§ Exercise input
◆ ◆ ◆

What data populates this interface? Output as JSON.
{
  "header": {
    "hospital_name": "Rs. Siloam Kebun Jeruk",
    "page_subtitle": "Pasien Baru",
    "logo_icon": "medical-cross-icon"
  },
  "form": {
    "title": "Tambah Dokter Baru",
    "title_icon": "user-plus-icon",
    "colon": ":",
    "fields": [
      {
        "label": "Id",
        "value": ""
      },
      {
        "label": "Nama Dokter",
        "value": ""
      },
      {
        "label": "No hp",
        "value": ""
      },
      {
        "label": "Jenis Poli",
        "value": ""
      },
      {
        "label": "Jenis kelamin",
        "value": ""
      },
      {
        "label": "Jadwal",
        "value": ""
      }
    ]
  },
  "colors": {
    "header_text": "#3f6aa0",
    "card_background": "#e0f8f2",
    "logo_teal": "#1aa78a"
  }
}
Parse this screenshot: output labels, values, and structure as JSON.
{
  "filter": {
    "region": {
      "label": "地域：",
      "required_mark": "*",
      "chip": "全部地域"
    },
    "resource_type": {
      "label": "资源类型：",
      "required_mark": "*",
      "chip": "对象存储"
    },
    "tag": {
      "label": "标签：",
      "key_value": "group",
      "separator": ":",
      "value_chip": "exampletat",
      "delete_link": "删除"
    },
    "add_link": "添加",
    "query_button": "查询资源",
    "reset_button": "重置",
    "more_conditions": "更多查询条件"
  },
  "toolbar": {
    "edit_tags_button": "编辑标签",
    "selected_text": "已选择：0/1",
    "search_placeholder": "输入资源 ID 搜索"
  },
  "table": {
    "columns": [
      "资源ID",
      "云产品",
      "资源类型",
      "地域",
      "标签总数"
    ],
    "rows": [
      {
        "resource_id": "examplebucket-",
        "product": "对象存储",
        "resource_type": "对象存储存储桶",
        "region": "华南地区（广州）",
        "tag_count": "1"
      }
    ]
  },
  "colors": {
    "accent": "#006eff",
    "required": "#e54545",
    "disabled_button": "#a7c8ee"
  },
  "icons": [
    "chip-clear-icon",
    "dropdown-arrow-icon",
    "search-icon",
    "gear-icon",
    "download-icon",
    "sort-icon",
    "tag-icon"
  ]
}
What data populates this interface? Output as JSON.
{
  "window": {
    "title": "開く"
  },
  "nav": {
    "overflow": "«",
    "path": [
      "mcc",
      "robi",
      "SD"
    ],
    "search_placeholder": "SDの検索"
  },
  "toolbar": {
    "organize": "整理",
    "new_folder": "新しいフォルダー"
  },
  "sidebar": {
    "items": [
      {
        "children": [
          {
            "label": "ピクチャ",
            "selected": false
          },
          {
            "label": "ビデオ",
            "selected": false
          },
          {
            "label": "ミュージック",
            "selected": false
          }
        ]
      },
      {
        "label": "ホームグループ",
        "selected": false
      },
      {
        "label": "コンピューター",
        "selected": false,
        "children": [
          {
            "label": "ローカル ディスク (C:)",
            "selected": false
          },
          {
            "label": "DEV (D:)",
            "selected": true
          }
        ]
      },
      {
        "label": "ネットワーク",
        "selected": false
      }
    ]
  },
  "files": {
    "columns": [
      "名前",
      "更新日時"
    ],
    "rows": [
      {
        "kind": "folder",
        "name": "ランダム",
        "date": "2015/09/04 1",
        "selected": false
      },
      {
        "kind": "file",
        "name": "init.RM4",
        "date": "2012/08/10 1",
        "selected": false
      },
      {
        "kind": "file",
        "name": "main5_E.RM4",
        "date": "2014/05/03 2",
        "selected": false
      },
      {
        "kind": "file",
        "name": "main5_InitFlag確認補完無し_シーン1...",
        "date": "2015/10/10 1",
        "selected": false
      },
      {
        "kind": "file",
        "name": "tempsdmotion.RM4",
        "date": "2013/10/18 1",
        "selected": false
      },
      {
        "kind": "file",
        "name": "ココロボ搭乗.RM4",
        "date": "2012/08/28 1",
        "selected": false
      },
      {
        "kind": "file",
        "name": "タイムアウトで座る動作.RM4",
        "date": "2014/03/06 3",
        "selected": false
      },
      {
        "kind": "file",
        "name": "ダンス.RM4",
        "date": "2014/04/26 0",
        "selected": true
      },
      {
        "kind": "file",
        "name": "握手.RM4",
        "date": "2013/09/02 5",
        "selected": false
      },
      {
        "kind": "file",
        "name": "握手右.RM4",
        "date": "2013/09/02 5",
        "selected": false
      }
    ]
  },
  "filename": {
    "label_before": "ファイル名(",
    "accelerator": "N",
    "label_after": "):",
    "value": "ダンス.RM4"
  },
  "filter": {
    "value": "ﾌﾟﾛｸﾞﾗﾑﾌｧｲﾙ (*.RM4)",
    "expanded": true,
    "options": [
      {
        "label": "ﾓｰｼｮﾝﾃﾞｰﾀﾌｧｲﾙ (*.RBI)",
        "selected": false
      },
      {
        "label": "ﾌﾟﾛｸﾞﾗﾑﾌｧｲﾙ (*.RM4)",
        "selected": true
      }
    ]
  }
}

◆ ◆ ◆

§ What to work on
Go through the material above line by line and copy it exactly.

§ Answer for this exercise
What data populates this interface? Output as JSON.
{
  "header": {
    "hospital_name": "Rs. Siloam Kebun Jeruk",
    "page_subtitle": "Pasien Baru",
    "logo_icon": "medical-cross-icon"
  },
  "form": {
    "title": "Tambah Dokter Baru",
    "title_icon": "user-plus-icon",
    "colon": ":",
    "fields": [
      {
        "label": "Id",
        "value": ""
      },
      {
        "label": "Nama Dokter",
        "value": ""
      },
      {
        "label": "No hp",
        "value": ""
      },
      {
        "label": "Jenis Poli",
        "value": ""
      },
      {
        "label": "Jenis kelamin",
        "value": ""
      },
      {
        "label": "Jadwal",
        "value": ""
      }
    ]
  },
  "colors": {
    "header_text": "#3f6aa0",
    "card_background": "#e0f8f2",
    "logo_teal": "#1aa78a"
  }
}
Parse this screenshot: output labels, values, and structure as JSON.
{
  "filter": {
    "region": {
      "label": "地域：",
      "required_mark": "*",
      "chip": "全部地域"
    },
    "resource_type": {
      "label": "资源类型：",
      "required_mark": "*",
      "chip": "对象存储"
    },
    "tag": {
      "label": "标签：",
      "key_value": "group",
      "separator": ":",
      "value_chip": "exampletat",
      "delete_link": "删除"
    },
    "add_link": "添加",
    "query_button": "查询资源",
    "reset_button": "重置",
    "more_conditions": "更多查询条件"
  },
  "toolbar": {
    "edit_tags_button": "编辑标签",
    "selected_text": "已选择：0/1",
    "search_placeholder": "输入资源 ID 搜索"
  },
  "table": {
    "columns": [
      "资源ID",
      "云产品",
      "资源类型",
      "地域",
      "标签总数"
    ],
    "rows": [
      {
        "resource_id": "examplebucket-",
        "product": "对象存储",
        "resource_type": "对象存储存储桶",
        "region": "华南地区（广州）",
        "tag_count": "1"
      }
    ]
  },
  "colors": {
    "accent": "#006eff",
    "required": "#e54545",
    "disabled_button": "#a7c8ee"
  },
  "icons": [
    "chip-clear-icon",
    "dropdown-arrow-icon",
    "search-icon",
    "gear-icon",
    "download-icon",
    "sort-icon",
    "tag-icon"
  ]
}
What data populates this interface? Output as JSON.
{
  "window": {
    "title": "開く"
  },
  "nav": {
    "overflow": "«",
    "path": [
      "mcc",
      "robi",
      "SD"
    ],
    "search_placeholder": "SDの検索"
  },
  "toolbar": {
    "organize": "整理",
    "new_folder": "新しいフォルダー"
  },
  "sidebar": {
    "items": [
      {
        "children": [
          {
            "label": "ピクチャ",
            "selected": false
          },
          {
            "label": "ビデオ",
            "selected": false
          },
          {
            "label": "ミュージック",
            "selected": false
          }
        ]
      },
      {
        "label": "ホームグループ",
        "selected": false
      },
      {
        "label": "コンピューター",
        "selected": false,
        "children": [
          {
            "label": "ローカル ディスク (C:)",
            "selected": false
          },
          {
            "label": "DEV (D:)",
            "selected": true
          }
        ]
      },
      {
        "label": "ネットワーク",
        "selected": false
      }
    ]
  },
  "files": {
    "columns": [
      "名前",
      "更新日時"
    ],
    "rows": [
      {
        "kind": "folder",
        "name": "ランダム",
        "date": "2015/09/04 1",
        "selected": false
      },
      {
        "kind": "file",
        "name": "init.RM4",
        "date": "2012/08/10 1",
        "selected": false
      },
      {
        "kind": "file",
        "name": "main5_E.RM4",
        "date": "2014/05/03 2",
        "selected": false
      },
      {
        "kind": "file",
        "name": "main5_InitFlag確認補完無し_シーン1...",
        "date": "2015/10/10 1",
        "selected": false
      },
      {
        "kind": "file",
        "name": "tempsdmotion.RM4",
        "date": "2013/10/18 1",
        "selected": false
      },
      {
        "kind": "file",
        "name": "ココロボ搭乗.RM4",
        "date": "2012/08/28 1",
        "selected": false
      },
      {
        "kind": "file",
        "name": "タイムアウトで座る動作.RM4",
        "date": "2014/03/06 3",
        "selected": false
      },
      {
        "kind": "file",
        "name": "ダンス.RM4",
        "date": "2014/04/26 0",
        "selected": true
      },
      {
        "kind": "file",
        "name": "握手.RM4",
        "date": "2013/09/02 5",
        "selected": false
      },
      {
        "kind": "file",
        "name": "握手右.RM4",
        "date": "2013/09/02 5",
        "selected": false
      }
    ]
  },
  "filename": {
    "label_before": "ファイル名(",
    "accelerator": "N",
    "label_after": "):",
    "value": "ダンス.RM4"
  },
  "filter": {
    "value": "ﾌﾟﾛｸﾞﾗﾑﾌｧｲﾙ (*.RM4)",
    "expanded": true,
    "options": [
      {
        "label": "ﾓｰｼｮﾝﾃﾞｰﾀﾌｧｲﾙ (*.RBI)",
        "selected": false
      },
      {
        "label": "ﾌﾟﾛｸﾞﾗﾑﾌｧｲﾙ (*.RM4)",
        "selected": true
      }
    ]
  }
}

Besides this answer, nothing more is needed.